— start —

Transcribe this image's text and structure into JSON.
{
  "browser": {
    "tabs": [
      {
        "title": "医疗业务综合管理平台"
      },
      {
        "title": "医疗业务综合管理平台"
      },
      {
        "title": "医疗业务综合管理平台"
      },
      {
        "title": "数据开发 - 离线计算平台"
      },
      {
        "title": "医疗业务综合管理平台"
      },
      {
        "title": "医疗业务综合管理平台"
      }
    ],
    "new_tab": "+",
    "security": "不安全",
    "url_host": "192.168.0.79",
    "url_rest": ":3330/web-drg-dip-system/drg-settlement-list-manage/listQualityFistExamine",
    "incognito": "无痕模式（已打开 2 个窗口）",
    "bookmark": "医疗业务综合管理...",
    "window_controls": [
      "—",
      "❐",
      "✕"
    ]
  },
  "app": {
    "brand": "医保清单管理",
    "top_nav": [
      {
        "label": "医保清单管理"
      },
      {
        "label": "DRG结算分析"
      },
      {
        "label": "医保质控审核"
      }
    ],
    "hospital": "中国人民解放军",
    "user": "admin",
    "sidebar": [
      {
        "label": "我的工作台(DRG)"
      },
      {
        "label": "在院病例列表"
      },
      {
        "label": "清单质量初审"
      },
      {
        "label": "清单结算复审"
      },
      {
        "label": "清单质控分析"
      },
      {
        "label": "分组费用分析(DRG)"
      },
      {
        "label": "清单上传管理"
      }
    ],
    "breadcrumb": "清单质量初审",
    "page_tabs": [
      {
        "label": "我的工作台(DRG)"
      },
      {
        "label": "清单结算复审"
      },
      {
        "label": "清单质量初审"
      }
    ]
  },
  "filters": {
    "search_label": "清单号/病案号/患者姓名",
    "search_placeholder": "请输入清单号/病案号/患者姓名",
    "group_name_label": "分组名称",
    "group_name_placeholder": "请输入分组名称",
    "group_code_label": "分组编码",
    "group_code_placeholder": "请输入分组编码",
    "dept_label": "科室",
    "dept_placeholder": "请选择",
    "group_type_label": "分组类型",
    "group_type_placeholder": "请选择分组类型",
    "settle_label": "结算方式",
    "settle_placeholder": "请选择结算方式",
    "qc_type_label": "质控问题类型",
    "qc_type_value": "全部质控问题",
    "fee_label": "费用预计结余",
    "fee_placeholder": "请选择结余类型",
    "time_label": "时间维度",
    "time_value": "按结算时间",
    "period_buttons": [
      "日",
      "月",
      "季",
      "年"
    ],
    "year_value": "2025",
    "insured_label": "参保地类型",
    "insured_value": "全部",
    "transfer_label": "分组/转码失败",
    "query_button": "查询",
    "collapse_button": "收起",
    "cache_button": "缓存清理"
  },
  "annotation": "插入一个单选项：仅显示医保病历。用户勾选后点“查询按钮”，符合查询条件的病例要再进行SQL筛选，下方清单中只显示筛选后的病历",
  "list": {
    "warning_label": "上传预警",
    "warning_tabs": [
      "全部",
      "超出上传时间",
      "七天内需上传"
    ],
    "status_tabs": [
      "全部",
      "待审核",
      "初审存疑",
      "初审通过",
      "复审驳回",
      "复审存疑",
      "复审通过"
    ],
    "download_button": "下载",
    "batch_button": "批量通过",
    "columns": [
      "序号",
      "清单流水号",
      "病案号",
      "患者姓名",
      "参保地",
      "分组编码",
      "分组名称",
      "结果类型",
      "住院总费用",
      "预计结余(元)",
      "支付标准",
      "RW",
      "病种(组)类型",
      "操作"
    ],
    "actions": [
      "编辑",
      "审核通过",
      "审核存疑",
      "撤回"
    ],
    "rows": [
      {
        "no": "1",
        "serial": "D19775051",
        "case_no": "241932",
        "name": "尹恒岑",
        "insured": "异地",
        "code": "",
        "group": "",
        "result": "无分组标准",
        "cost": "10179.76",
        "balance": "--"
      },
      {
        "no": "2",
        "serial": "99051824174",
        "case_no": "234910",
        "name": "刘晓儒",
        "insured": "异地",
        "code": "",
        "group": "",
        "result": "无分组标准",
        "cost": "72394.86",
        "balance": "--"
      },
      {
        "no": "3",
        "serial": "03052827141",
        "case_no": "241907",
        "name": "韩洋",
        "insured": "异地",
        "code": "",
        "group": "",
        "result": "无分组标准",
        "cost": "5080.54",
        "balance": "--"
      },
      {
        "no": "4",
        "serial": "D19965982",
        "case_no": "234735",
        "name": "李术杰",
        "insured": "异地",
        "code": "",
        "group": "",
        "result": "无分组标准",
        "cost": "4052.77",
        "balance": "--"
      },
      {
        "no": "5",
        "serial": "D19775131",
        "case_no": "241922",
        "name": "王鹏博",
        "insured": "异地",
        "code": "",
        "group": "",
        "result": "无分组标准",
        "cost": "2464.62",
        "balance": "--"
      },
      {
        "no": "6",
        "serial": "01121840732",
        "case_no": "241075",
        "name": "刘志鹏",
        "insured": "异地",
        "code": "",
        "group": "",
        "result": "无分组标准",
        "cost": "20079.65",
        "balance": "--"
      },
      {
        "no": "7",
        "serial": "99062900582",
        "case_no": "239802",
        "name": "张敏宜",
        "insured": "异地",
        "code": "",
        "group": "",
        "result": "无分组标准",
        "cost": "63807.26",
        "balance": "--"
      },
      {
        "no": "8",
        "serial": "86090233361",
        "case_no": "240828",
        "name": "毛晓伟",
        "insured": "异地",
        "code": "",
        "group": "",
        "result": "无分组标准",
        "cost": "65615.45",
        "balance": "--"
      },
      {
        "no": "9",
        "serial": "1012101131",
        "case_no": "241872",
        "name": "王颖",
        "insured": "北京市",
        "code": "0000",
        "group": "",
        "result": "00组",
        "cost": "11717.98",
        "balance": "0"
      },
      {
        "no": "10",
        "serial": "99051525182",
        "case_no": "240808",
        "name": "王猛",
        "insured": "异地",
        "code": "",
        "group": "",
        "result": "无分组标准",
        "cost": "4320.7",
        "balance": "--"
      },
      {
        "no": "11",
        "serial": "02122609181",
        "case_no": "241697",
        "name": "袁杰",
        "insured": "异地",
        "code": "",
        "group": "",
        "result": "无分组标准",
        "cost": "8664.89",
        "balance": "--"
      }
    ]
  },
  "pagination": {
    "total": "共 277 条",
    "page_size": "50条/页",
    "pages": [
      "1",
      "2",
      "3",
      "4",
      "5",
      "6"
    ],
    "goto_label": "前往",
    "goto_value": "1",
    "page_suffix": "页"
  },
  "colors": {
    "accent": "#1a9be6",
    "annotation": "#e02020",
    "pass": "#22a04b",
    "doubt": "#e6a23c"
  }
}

— end —

▶ _Work to complete_
Print the material above once more, exactly.

▶ _Expected answer_
Transcribe this image's text and structure into JSON.
{
  "browser": {
    "tabs": [
      {
        "title": "医疗业务综合管理平台"
      },
      {
        "title": "医疗业务综合管理平台"
      },
      {
        "title": "医疗业务综合管理平台"
      },
      {
        "title": "数据开发 - 离线计算平台"
      },
      {
        "title": "医疗业务综合管理平台"
      },
      {
        "title": "医疗业务综合管理平台"
      }
    ],
    "new_tab": "+",
    "security": "不安全",
    "url_host": "192.168.0.79",
    "url_rest": ":3330/web-drg-dip-system/drg-settlement-list-manage/listQualityFistExamine",
    "incognito": "无痕模式（已打开 2 个窗口）",
    "bookmark": "医疗业务综合管理...",
    "window_controls": [
      "—",
      "❐",
      "✕"
    ]
  },
  "app": {
    "brand": "医保清单管理",
    "top_nav": [
      {
        "label": "医保清单管理"
      },
      {
        "label": "DRG结算分析"
      },
      {
        "label": "医保质控审核"
      }
    ],
    "hospital": "中国人民解放军",
    "user": "admin",
    "sidebar": [
      {
        "label": "我的工作台(DRG)"
      },
      {
        "label": "在院病例列表"
      },
      {
        "label": "清单质量初审"
      },
      {
        "label": "清单结算复审"
      },
      {
        "label": "清单质控分析"
      },
      {
        "label": "分组费用分析(DRG)"
      },
      {
        "label": "清单上传管理"
      }
    ],
    "breadcrumb": "清单质量初审",
    "page_tabs": [
      {
        "label": "我的工作台(DRG)"
      },
      {
        "label": "清单结算复审"
      },
      {
        "label": "清单质量初审"
      }
    ]
  },
  "filters": {
    "search_label": "清单号/病案号/患者姓名",
    "search_placeholder": "请输入清单号/病案号/患者姓名",
    "group_name_label": "分组名称",
    "group_name_placeholder": "请输入分组名称",
    "group_code_label": "分组编码",
    "group_code_placeholder": "请输入分组编码",
    "dept_label": "科室",
    "dept_placeholder": "请选择",
    "group_type_label": "分组类型",
    "group_type_placeholder": "请选择分组类型",
    "settle_label": "结算方式",
    "settle_placeholder": "请选择结算方式",
    "qc_type_label": "质控问题类型",
    "qc_type_value": "全部质控问题",
    "fee_label": "费用预计结余",
    "fee_placeholder": "请选择结余类型",
    "time_label": "时间维度",
    "time_value": "按结算时间",
    "period_buttons": [
      "日",
      "月",
      "季",
      "年"
    ],
    "year_value": "2025",
    "insured_label": "参保地类型",
    "insured_value": "全部",
    "transfer_label": "分组/转码失败",
    "query_button": "查询",
    "collapse_button": "收起",
    "cache_button": "缓存清理"
  },
  "annotation": "插入一个单选项：仅显示医保病历。用户勾选后点“查询按钮”，符合查询条件的病例要再进行SQL筛选，下方清单中只显示筛选后的病历",
  "list": {
    "warning_label": "上传预警",
    "warning_tabs": [
      "全部",
      "超出上传时间",
      "七天内需上传"
    ],
    "status_tabs": [
      "全部",
      "待审核",
      "初审存疑",
      "初审通过",
      "复审驳回",
      "复审存疑",
      "复审通过"
    ],
    "download_button": "下载",
    "batch_button": "批量通过",
    "columns": [
      "序号",
      "清单流水号",
      "病案号",
      "患者姓名",
      "参保地",
      "分组编码",
      "分组名称",
      "结果类型",
      "住院总费用",
      "预计结余(元)",
      "支付标准",
      "RW",
      "病种(组)类型",
      "操作"
    ],
    "actions": [
      "编辑",
      "审核通过",
      "审核存疑",
      "撤回"
    ],
    "rows": [
      {
        "no": "1",
        "serial": "D19775051",
        "case_no": "241932",
        "name": "尹恒岑",
        "insured": "异地",
        "code": "",
        "group": "",
        "result": "无分组标准",
        "cost": "10179.76",
        "balance": "--"
      },
      {
        "no": "2",
        "serial": "99051824174",
        "case_no": "234910",
        "name": "刘晓儒",
        "insured": "异地",
        "code": "",
        "group": "",
        "result": "无分组标准",
        "cost": "72394.86",
        "balance": "--"
      },
      {
        "no": "3",
        "serial": "03052827141",
        "case_no": "241907",
        "name": "韩洋",
        "insured": "异地",
        "code": "",
        "group": "",
        "result": "无分组标准",
        "cost": "5080.54",
        "balance": "--"
      },
      {
        "no": "4",
        "serial": "D19965982",
        "case_no": "234735",
        "name": "李术杰",
        "insured": "异地",
        "code": "",
        "group": "",
        "result": "无分组标准",
        "cost": "4052.77",
        "balance": "--"
      },
      {
        "no": "5",
        "serial": "D19775131",
        "case_no": "241922",
        "name": "王鹏博",
        "insured": "异地",
        "code": "",
        "group": "",
        "result": "无分组标准",
        "cost": "2464.62",
        "balance": "--"
      },
      {
        "no": "6",
        "serial": "01121840732",
        "case_no": "241075",
        "name": "刘志鹏",
        "insured": "异地",
        "code": "",
        "group": "",
        "result": "无分组标准",
        "cost": "20079.65",
        "balance": "--"
      },
      {
        "no": "7",
        "serial": "99062900582",
        "case_no": "239802",
        "name": "张敏宜",
        "insured": "异地",
        "code": "",
        "group": "",
        "result": "无分组标准",
        "cost": "63807.26",
        "balance": "--"
      },
      {
        "no": "8",
        "serial": "86090233361",
        "case_no": "240828",
        "name": "毛晓伟",
        "insured": "异地",
        "code": "",
        "group": "",
        "result": "无分组标准",
        "cost": "65615.45",
        "balance": "--"
      },
      {
        "no": "9",
        "serial": "1012101131",
        "case_no": "241872",
        "name": "王颖",
        "insured": "北京市",
        "code": "0000",
        "group": "",
        "result": "00组",
        "cost": "11717.98",
        "balance": "0"
      },
      {
        "no": "10",
        "serial": "99051525182",
        "case_no": "240808",
        "name": "王猛",
        "insured": "异地",
        "code": "",
        "group": "",
        "result": "无分组标准",
        "cost": "4320.7",
        "balance": "--"
      },
      {
        "no": "11",
        "serial": "02122609181",
        "case_no": "241697",
        "name": "袁杰",
        "insured": "异地",
        "code": "",
        "group": "",
        "result": "无分组标准",
        "cost": "8664.89",
        "balance": "--"
      }
    ]
  },
  "pagination": {
    "total": "共 277 条",
    "page_size": "50条/页",
    "pages": [
      "1",
      "2",
      "3",
      "4",
      "5",
      "6"
    ],
    "goto_label": "前往",
    "goto_value": "1",
    "page_suffix": "页"
  },
  "colors": {
    "accent": "#1a9be6",
    "annotation": "#e02020",
    "pass": "#22a04b",
    "doubt": "#e6a23c"
  }
}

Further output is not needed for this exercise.